The Secrets of Haboob Rendering
- ahughesformal
- May 10, 2024
- 5 min read
A study into the practicalities of ray marching the haboob
Wait 'Haboob' rendering? What is a haboob? Why should we render it?
The haboob is a classification of dust storm within meteorological circles. It consists of a large, rolling cloud of mineral dust that has been swept up from the ground by a spreading cool pool of air. This cool pool is typically formed from an overhead thundercloud, where precipitation creates a cool column of air that strikes the ground and sets the event in motion. It is surprising then that this atmospheric event is closely associated with arid regions - notably Sudan and the Sahara.
Not just Saharan dust.
There is a growing movement to classify the dust storms on Mars as haboobs. This implies the effect is more broad, fitting an inter-planetary context; and was the key inspiration behind this graphical research. Existing literature on atmospheric phenomena predominantly targets common effects like clouds and fog. Between these effects, there exists a general rendering solution for real-time volumetrics. However, atmospheric dust remains a footnote - assumed to fit the same umbrella without any formal study.
What makes dust so unique?
Several physical properties of dust (within the haboob context) were of interest to this study. Unlike clouds and fog which are generally uniform absorbers (i.e. a greyscale colouration), composition of the dust contains iron oxides which characteristically form a red-yellow colour spectra. Suspension of dust particles is part due to convectional current and part due to a process called saltation. This is where heavier dust particles are dragged along the ground, causing an electrostatic effect that repels smaller particles. The outcome is a vertical distribution of dust. The distribution of particle size has a correlation towards scattering spectrum, loosely related by an indicative value - the Ångström exponent. Both features imply dust exhibits a more complex, wavelength-dependent mode of rendering. Dust is also a greater absorber of irradiance than other effects...

= = = =

*GIVEN EXERCISE 1*. Start at the first line of the listing and end with the line that contains "197, 573, 214]". Reproduce those lines with "Bärenplatz" swapped for "Waisenhausplatz" and everything else unchanged.

*DATA SHOWN*.
= = = =

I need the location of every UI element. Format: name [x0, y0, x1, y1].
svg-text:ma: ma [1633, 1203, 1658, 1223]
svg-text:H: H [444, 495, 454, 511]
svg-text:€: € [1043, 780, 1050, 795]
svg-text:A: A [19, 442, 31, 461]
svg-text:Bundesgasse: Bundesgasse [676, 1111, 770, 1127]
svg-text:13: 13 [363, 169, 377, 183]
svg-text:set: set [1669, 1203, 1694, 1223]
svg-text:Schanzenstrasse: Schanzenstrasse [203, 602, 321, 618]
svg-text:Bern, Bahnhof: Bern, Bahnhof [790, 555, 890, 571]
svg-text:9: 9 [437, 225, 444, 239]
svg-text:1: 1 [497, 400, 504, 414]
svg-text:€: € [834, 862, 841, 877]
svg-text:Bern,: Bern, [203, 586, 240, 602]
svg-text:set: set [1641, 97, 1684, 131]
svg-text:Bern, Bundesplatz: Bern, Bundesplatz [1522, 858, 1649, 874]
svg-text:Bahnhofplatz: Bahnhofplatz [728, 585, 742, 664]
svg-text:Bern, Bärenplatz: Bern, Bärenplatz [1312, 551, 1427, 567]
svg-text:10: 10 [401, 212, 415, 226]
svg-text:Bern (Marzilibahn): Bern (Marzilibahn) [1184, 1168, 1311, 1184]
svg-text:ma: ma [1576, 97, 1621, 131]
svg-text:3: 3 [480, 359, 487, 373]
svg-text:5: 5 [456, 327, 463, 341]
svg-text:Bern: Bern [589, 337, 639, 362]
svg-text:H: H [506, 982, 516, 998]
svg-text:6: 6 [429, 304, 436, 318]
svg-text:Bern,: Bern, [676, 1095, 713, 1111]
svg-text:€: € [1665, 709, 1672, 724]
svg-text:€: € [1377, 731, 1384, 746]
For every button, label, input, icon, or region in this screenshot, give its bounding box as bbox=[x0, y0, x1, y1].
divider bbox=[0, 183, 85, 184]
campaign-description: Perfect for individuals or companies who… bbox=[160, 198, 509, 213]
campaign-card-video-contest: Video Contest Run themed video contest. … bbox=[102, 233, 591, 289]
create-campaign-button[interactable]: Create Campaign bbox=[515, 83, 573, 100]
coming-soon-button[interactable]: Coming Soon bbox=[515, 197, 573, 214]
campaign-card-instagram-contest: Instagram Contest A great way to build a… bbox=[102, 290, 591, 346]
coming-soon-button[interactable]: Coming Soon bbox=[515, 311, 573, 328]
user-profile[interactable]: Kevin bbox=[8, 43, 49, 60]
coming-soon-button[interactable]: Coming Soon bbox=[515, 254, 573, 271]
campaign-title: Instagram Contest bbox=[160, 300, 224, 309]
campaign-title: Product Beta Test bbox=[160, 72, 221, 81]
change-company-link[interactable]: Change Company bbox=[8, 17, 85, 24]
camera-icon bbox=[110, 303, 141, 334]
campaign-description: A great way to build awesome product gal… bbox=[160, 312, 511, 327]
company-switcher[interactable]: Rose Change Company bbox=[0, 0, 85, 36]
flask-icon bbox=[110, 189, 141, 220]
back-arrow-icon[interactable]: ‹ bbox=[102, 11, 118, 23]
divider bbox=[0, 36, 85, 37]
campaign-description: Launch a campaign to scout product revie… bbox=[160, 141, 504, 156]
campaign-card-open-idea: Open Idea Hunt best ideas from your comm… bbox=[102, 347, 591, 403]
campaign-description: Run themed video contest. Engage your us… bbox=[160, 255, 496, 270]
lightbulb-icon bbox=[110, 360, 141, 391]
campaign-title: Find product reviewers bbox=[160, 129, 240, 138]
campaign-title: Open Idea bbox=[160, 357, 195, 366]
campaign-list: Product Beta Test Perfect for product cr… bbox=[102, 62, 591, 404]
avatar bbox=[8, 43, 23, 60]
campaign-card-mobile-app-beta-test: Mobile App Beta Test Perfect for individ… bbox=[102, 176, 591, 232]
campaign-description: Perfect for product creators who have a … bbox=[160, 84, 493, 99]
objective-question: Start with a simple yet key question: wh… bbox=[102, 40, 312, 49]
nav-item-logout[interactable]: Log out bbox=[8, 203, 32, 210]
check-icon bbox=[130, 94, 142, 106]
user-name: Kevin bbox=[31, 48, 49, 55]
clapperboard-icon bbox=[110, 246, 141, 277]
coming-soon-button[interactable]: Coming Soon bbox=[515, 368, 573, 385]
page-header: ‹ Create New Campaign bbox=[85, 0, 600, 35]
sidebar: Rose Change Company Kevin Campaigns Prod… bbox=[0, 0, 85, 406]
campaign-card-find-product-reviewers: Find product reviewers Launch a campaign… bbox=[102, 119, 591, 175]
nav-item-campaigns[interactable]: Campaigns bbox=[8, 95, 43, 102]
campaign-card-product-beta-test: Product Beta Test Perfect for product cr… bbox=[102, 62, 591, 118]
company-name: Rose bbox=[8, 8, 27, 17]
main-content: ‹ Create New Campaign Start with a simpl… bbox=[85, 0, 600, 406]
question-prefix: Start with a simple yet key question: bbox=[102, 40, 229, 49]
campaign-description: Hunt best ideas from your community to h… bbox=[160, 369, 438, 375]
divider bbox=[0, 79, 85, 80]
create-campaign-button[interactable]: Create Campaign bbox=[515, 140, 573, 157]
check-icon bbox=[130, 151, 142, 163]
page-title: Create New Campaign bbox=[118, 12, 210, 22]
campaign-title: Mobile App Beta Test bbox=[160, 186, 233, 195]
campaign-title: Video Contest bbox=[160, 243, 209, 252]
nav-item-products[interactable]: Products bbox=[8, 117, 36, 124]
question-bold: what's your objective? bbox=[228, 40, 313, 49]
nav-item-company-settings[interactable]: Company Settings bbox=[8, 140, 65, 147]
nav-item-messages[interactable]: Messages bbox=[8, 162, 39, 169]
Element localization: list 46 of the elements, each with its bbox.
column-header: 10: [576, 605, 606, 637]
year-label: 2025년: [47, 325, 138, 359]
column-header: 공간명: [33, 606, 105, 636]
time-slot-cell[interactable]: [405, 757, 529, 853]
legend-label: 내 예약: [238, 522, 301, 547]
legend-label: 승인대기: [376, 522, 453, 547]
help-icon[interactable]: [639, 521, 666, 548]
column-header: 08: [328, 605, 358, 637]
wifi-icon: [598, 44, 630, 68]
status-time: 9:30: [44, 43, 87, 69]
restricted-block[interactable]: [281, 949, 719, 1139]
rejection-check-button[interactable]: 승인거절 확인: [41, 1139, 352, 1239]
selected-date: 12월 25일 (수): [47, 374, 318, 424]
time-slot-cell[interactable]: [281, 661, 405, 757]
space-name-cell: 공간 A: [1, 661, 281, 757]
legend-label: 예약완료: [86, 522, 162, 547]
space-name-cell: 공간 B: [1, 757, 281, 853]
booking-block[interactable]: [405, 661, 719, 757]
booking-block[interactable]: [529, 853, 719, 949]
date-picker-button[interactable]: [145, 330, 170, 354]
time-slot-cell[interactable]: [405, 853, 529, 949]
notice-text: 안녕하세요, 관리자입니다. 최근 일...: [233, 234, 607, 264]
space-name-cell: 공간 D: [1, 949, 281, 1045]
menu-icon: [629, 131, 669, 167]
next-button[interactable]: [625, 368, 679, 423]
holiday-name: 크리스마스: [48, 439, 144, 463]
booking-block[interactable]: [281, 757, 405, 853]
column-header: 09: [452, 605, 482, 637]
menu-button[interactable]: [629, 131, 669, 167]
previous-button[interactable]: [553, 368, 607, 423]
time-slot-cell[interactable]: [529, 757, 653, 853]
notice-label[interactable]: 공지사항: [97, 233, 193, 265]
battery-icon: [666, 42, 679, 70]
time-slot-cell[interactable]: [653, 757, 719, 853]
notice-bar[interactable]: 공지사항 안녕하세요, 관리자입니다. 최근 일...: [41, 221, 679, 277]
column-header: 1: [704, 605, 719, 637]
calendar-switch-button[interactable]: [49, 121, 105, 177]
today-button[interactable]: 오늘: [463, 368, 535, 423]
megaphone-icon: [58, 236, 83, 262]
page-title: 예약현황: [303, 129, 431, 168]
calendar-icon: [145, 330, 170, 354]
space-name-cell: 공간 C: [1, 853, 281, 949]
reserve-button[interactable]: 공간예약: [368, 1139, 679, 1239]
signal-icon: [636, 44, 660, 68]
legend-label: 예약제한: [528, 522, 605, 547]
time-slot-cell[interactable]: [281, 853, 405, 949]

= = = =

*GIVEN EXERCISE 2*. In the article on haboob rendering, what indicative value loosely relates the distribution of dust particle size to the scattering spectrum?

*FULL ANSWER 1*.
I need the location of every UI element. Format: name [x0, y0, x1, y1].
svg-text:ma: ma [1633, 1203, 1658, 1223]
svg-text:H: H [444, 495, 454, 511]
svg-text:€: € [1043, 780, 1050, 795]
svg-text:A: A [19, 442, 31, 461]
svg-text:Bundesgasse: Bundesgasse [676, 1111, 770, 1127]
svg-text:13: 13 [363, 169, 377, 183]
svg-text:set: set [1669, 1203, 1694, 1223]
svg-text:Schanzenstrasse: Schanzenstrasse [203, 602, 321, 618]
svg-text:Bern, Bahnhof: Bern, Bahnhof [790, 555, 890, 571]
svg-text:9: 9 [437, 225, 444, 239]
svg-text:1: 1 [497, 400, 504, 414]
svg-text:€: € [834, 862, 841, 877]
svg-text:Bern,: Bern, [203, 586, 240, 602]
svg-text:set: set [1641, 97, 1684, 131]
svg-text:Bern, Bundesplatz: Bern, Bundesplatz [1522, 858, 1649, 874]
svg-text:Bahnhofplatz: Bahnhofplatz [728, 585, 742, 664]
svg-text:Bern, Waisenhausplatz: Bern, Waisenhausplatz [1312, 551, 1427, 567]
svg-text:10: 10 [401, 212, 415, 226]
svg-text:Bern (Marzilibahn): Bern (Marzilibahn) [1184, 1168, 1311, 1184]
svg-text:ma: ma [1576, 97, 1621, 131]
svg-text:3: 3 [480, 359, 487, 373]
svg-text:5: 5 [456, 327, 463, 341]
svg-text:Bern: Bern [589, 337, 639, 362]
svg-text:H: H [506, 982, 516, 998]
svg-text:6: 6 [429, 304, 436, 318]
svg-text:Bern,: Bern, [676, 1095, 713, 1111]
svg-text:€: € [1665, 709, 1672, 724]
svg-text:€: € [1377, 731, 1384, 746]
For every button, label, input, icon, or region in this screenshot, give its bounding box as bbox=[x0, y0, x1, y1].
divider bbox=[0, 183, 85, 184]
campaign-description: Perfect for individuals or companies who… bbox=[160, 198, 509, 213]
campaign-card-video-contest: Video Contest Run themed video contest. … bbox=[102, 233, 591, 289]
create-campaign-button[interactable]: Create Campaign bbox=[515, 83, 573, 100]
coming-soon-button[interactable]: Coming Soon bbox=[515, 197, 573, 214]

*FULL ANSWER 2*. The Ångström exponent.